▶ **GIVEN INSTRUCTION**
Make an exact copy of all the material below, apart from the pictures.
## BEGIN DATA EXTRACT
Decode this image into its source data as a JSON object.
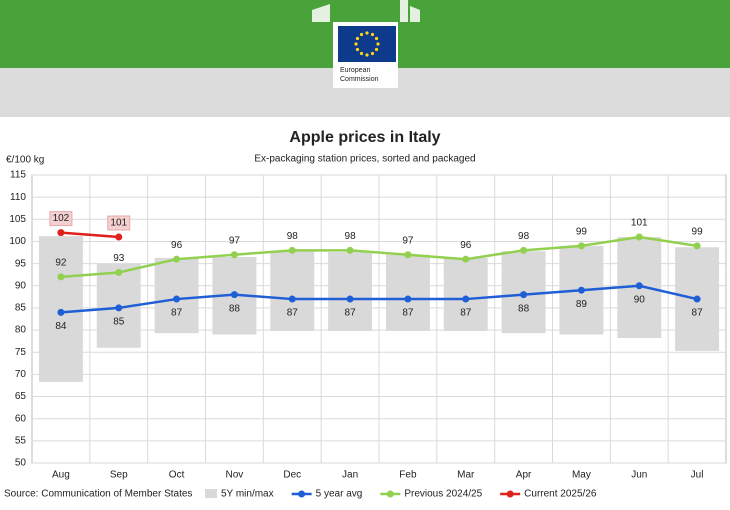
{
  "header": {
    "logo_text": [
      "European",
      "Commission"
    ]
  },
  "chart_data": {
    "type": "line",
    "title": "Apple prices in Italy",
    "subtitle": "Ex-packaging station prices, sorted and packaged",
    "y_label": "€/100 kg",
    "source": "Source: Communication of Member States",
    "categories": [
      "Aug",
      "Sep",
      "Oct",
      "Nov",
      "Dec",
      "Jan",
      "Feb",
      "Mar",
      "Apr",
      "May",
      "Jun",
      "Jul"
    ],
    "range": {
      "name": "5Y min/max",
      "color": "#d9d9d9",
      "low": [
        68.3,
        76,
        79.3,
        79,
        79.8,
        79.8,
        79.8,
        79.8,
        79.3,
        79,
        78.2,
        75.3
      ],
      "high": [
        101.2,
        95,
        96.3,
        96.5,
        97.8,
        97.6,
        97,
        96.3,
        97.8,
        99,
        101,
        98.7
      ]
    },
    "series": [
      {
        "name": "5 year avg",
        "color": "#1f5fd6",
        "values": [
          84,
          85,
          87,
          88,
          87,
          87,
          87,
          87,
          88,
          89,
          90,
          87
        ]
      },
      {
        "name": "Previous 2024/25",
        "color": "#92d050",
        "values": [
          92,
          93,
          96,
          97,
          98,
          98,
          97,
          96,
          98,
          99,
          101,
          99
        ]
      },
      {
        "name": "Current 2025/26",
        "color": "#e0201b",
        "values": [
          102,
          101,
          null,
          null,
          null,
          null,
          null,
          null,
          null,
          null,
          null,
          null
        ]
      }
    ],
    "ylim": [
      50,
      115
    ],
    "yticks": [
      50,
      55,
      60,
      65,
      70,
      75,
      80,
      85,
      90,
      95,
      100,
      105,
      110,
      115
    ],
    "grid": true
  }
}
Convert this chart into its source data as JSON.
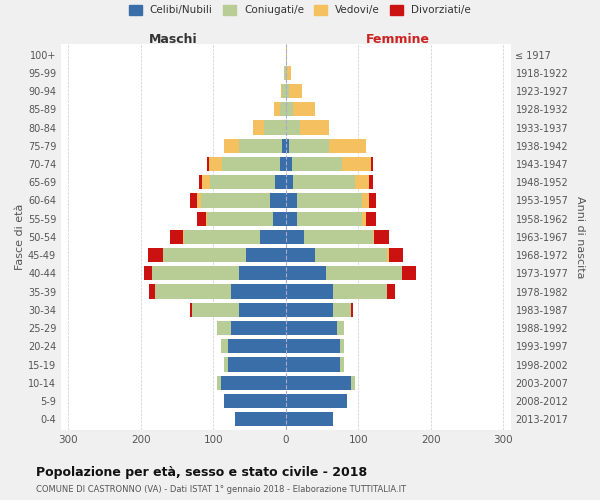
## END DATA EXTRACT
▶ **SOLUTION TO THIS PROBLEM**
Decode this image into its source data as a JSON object.
{
  "header": {
    "logo_text": [
      "European",
      "Commission"
    ]
  },
  "chart_data": {
    "type": "line",
    "title": "Apple prices in Italy",
    "subtitle": "Ex-packaging station prices, sorted and packaged",
    "y_label": "€/100 kg",
    "source": "Source: Communication of Member States",
    "categories": [
      "Aug",
      "Sep",
      "Oct",
      "Nov",
      "Dec",
      "Jan",
      "Feb",
      "Mar",
      "Apr",
      "May",
      "Jun",
      "Jul"
    ],
    "range": {
      "name": "5Y min/max",
      "color": "#d9d9d9",
      "low": [
        68.3,
        76,
        79.3,
        79,
        79.8,
        79.8,
        79.8,
        79.8,
        79.3,
        79,
        78.2,
        75.3
      ],
      "high": [
        101.2,
        95,
        96.3,
        96.5,
        97.8,
        97.6,
        97,
        96.3,
        97.8,
        99,
        101,
        98.7
      ]
    },
    "series": [
      {
        "name": "5 year avg",
        "color": "#1f5fd6",
        "values": [
          84,
          85,
          87,
          88,
          87,
          87,
          87,
          87,
          88,
          89,
          90,
          87
        ]
      },
      {
        "name": "Previous 2024/25",
        "color": "#92d050",
        "values": [
          92,
          93,
          96,
          97,
          98,
          98,
          97,
          96,
          98,
          99,
          101,
          99
        ]
      },
      {
        "name": "Current 2025/26",
        "color": "#e0201b",
        "values": [
          102,
          101,
          null,
          null,
          null,
          null,
          null,
          null,
          null,
          null,
          null,
          null
        ]
      }
    ],
    "ylim": [
      50,
      115
    ],
    "yticks": [
      50,
      55,
      60,
      65,
      70,
      75,
      80,
      85,
      90,
      95,
      100,
      105,
      110,
      115
    ],
    "grid": true
  }
}
Convert this chart into its source data as JSON.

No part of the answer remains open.